**Set exercise:**
Check the listing below for lines that hold "structured". How many are there? Please give only the number.
----
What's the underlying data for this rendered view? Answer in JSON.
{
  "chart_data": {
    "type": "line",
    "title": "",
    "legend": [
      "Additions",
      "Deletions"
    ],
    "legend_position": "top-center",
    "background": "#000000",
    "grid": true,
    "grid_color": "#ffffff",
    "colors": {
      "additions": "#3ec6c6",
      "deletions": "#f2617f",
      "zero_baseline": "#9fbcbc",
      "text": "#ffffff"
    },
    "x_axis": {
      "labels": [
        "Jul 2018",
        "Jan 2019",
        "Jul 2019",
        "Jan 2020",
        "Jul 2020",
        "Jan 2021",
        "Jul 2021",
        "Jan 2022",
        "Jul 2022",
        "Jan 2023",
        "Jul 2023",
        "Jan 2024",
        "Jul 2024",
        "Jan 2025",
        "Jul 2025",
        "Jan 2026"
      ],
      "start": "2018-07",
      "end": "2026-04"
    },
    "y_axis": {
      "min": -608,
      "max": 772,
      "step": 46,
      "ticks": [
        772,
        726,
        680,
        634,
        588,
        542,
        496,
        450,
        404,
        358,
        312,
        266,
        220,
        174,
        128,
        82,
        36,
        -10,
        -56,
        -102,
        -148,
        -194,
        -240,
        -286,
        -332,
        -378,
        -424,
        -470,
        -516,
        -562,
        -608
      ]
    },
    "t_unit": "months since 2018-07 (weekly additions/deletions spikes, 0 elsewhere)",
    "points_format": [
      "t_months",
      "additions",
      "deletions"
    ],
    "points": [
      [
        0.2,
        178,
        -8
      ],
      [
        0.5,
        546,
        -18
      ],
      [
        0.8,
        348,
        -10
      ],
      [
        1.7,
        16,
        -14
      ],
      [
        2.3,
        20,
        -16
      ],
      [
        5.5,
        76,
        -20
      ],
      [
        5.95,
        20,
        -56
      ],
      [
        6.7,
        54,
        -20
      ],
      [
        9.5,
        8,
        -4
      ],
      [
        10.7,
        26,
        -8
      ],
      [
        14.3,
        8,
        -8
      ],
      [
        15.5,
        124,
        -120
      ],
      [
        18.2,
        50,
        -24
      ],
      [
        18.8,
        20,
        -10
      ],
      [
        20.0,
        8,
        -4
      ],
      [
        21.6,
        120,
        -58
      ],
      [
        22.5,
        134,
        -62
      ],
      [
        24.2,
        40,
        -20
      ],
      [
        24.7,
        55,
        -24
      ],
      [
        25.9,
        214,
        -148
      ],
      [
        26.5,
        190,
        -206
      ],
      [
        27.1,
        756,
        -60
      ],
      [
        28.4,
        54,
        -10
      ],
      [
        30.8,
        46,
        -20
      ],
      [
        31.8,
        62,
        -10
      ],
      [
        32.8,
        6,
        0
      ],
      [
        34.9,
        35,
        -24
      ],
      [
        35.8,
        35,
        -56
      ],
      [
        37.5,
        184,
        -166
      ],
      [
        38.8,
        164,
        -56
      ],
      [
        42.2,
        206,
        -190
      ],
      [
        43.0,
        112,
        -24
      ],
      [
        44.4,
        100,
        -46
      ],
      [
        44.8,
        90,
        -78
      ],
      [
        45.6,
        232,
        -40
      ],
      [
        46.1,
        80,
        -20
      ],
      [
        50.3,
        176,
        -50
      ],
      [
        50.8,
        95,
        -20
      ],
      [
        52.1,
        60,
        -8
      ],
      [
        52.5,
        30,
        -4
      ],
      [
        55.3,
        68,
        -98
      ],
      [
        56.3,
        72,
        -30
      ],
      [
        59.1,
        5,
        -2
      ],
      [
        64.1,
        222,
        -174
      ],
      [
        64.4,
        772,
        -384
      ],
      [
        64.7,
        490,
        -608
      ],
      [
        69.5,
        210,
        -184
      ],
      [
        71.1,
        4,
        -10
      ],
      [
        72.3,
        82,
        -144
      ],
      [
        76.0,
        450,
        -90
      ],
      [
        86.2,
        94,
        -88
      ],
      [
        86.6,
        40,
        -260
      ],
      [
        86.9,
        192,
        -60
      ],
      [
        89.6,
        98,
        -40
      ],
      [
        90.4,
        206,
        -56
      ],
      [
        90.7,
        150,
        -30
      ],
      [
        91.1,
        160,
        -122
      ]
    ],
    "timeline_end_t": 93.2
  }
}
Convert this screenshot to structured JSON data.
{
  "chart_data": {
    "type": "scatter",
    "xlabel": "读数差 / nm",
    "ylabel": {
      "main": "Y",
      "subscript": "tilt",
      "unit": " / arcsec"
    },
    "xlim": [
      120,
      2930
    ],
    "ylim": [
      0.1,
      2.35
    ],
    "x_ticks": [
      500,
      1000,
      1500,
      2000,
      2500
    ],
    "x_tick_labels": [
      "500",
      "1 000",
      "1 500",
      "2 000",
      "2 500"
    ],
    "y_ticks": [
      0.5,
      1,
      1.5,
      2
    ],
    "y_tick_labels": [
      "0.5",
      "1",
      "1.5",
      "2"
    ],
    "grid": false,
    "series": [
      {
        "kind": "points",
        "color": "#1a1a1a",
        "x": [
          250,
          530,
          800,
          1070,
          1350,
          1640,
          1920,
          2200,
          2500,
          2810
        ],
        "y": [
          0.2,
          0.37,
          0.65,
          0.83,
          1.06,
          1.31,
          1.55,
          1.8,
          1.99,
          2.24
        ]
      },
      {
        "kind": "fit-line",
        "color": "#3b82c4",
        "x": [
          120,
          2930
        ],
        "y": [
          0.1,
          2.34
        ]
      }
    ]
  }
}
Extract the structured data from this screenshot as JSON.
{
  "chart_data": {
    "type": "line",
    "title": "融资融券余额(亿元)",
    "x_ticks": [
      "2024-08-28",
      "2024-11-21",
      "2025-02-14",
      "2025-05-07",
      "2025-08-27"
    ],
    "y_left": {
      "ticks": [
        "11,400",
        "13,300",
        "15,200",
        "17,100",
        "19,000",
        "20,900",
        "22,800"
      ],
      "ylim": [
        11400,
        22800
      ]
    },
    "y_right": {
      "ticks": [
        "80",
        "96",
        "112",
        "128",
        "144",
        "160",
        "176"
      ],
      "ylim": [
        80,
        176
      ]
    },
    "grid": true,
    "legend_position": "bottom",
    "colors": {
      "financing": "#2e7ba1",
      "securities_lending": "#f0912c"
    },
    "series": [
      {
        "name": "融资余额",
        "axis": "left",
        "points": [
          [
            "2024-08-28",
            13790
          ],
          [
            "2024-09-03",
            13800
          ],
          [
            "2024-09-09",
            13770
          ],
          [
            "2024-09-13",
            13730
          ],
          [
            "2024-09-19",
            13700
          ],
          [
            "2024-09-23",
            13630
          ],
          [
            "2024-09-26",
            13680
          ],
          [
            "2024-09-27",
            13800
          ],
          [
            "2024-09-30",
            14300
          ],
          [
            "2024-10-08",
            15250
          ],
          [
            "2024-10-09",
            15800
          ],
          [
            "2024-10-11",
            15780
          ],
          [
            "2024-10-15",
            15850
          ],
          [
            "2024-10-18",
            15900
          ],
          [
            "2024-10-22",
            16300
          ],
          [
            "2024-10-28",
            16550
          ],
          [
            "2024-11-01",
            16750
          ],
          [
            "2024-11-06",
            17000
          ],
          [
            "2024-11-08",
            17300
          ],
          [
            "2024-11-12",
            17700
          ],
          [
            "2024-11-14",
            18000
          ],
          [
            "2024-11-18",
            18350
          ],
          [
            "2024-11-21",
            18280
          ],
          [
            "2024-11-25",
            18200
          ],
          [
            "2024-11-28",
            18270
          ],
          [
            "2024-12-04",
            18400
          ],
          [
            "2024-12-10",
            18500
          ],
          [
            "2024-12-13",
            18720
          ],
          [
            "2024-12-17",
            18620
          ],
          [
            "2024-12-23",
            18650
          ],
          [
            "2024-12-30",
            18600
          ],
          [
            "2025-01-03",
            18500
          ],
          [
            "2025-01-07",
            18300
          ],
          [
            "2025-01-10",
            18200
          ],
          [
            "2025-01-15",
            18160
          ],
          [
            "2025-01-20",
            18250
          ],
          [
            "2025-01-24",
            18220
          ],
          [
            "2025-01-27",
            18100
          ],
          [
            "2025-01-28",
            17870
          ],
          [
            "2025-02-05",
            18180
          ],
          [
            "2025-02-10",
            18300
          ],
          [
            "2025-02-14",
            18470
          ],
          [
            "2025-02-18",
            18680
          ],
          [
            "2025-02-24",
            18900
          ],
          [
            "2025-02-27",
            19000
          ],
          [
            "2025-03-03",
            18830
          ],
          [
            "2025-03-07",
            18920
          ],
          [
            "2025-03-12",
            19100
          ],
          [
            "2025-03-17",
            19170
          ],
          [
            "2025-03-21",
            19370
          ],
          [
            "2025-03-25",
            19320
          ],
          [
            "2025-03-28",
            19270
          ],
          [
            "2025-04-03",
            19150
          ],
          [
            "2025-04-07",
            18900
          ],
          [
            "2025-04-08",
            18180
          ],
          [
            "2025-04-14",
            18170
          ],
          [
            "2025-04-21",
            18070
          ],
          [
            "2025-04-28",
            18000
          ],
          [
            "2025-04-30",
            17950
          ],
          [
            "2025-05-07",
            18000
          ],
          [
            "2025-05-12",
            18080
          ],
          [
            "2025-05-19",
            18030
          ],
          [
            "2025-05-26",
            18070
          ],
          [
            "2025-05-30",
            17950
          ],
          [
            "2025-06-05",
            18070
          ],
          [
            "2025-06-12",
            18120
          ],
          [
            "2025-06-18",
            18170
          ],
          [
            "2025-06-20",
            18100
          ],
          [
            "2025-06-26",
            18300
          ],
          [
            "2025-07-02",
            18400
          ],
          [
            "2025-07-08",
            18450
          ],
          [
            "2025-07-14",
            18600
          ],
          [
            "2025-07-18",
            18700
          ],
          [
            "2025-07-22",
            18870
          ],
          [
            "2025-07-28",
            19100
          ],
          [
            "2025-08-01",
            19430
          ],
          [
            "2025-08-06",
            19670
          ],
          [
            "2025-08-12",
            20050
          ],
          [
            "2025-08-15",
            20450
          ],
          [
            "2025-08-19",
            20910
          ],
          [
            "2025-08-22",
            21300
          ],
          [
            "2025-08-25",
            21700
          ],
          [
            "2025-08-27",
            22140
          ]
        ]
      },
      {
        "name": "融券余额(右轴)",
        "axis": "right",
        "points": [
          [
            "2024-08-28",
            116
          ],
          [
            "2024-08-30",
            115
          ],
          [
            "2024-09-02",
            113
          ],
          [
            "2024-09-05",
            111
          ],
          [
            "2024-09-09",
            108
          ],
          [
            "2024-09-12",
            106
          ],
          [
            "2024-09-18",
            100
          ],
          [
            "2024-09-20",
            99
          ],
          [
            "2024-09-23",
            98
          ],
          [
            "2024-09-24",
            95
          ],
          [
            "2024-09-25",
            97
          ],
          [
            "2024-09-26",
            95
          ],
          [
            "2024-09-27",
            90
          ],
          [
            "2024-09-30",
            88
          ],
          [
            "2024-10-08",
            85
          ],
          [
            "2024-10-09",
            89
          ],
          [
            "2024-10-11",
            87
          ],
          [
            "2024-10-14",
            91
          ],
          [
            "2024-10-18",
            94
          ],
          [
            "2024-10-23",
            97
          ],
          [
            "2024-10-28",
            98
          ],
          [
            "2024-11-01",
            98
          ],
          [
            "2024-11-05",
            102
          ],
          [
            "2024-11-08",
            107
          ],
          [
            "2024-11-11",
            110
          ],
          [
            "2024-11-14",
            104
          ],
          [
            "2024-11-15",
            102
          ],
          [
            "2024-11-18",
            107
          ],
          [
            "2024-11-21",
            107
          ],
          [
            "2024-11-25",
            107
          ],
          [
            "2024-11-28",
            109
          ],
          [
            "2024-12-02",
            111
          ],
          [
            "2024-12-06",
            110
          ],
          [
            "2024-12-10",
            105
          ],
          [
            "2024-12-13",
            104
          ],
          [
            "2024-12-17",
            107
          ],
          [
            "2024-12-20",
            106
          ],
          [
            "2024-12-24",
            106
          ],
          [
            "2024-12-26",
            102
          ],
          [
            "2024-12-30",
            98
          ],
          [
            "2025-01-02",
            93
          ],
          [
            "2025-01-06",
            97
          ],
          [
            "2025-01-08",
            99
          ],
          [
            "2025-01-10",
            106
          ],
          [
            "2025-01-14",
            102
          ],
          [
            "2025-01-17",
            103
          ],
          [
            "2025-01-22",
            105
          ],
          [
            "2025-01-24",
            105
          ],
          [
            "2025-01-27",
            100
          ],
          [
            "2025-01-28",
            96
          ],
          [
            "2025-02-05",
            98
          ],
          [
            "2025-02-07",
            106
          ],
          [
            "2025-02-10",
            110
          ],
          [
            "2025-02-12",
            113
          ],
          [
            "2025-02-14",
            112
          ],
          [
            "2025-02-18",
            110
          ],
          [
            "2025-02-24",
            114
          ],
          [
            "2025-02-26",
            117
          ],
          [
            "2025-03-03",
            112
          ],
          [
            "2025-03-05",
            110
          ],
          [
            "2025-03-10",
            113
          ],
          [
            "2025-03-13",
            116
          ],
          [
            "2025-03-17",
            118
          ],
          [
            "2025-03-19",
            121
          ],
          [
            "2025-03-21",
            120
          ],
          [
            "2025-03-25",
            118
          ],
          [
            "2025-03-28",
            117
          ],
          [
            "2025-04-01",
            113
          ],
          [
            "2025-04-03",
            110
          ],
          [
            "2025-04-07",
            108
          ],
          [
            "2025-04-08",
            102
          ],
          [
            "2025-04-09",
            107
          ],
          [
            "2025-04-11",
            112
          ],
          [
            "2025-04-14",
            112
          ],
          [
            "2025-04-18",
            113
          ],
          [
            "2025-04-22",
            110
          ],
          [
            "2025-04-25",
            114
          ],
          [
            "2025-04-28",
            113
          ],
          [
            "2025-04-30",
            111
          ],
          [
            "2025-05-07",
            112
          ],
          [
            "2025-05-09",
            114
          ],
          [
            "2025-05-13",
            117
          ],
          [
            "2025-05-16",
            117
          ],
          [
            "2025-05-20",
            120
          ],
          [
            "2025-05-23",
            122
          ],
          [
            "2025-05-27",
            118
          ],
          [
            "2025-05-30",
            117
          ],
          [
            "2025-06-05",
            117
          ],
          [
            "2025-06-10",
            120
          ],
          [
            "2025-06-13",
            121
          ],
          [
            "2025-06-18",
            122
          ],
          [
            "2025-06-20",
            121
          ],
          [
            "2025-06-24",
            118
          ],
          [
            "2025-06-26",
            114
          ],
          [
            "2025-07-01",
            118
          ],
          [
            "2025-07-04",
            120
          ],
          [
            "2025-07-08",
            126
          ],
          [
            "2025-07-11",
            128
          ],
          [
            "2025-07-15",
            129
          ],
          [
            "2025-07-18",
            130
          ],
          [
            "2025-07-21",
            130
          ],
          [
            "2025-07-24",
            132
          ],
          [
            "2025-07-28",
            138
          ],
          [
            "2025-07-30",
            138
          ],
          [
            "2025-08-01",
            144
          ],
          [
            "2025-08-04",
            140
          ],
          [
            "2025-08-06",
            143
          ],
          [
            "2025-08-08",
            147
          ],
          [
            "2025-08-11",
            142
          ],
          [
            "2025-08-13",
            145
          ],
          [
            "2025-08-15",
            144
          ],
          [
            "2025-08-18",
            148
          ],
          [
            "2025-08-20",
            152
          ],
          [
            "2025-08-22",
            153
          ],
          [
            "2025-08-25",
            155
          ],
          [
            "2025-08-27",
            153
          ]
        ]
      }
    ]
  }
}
----
**Problem solution:**
2